Records for the task:
[Begin]

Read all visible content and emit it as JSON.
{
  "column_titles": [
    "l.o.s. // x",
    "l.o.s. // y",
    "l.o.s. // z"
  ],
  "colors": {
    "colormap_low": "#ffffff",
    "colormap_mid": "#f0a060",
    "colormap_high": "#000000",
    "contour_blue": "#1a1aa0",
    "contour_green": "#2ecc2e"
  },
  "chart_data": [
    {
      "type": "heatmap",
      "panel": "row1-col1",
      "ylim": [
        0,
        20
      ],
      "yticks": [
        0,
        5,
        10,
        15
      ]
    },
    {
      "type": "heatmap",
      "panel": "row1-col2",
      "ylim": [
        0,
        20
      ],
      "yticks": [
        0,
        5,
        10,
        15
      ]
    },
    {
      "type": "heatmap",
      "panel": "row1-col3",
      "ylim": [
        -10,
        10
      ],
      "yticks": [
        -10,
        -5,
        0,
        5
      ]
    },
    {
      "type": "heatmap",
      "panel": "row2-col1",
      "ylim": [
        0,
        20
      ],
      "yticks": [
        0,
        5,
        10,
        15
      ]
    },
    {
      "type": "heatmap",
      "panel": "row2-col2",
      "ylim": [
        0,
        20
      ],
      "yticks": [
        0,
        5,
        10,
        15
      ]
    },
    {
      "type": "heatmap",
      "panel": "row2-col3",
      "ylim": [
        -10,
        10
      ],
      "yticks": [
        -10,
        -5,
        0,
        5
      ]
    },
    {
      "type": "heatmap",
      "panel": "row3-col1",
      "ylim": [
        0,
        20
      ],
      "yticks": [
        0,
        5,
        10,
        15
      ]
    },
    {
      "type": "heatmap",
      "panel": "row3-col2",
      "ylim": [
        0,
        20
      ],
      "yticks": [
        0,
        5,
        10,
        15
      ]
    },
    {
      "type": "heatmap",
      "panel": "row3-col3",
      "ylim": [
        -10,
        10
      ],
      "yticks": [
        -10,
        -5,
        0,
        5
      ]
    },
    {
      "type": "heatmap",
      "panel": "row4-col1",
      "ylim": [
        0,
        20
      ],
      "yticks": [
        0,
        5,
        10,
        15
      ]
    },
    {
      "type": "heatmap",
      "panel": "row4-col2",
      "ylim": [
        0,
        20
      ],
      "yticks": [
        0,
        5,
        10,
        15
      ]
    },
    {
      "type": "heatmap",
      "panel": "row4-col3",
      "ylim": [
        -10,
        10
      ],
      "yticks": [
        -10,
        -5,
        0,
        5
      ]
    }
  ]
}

[End]

Job: Say how many lines contain "panel", and give nothing but that number.

Answer for this exercise: 12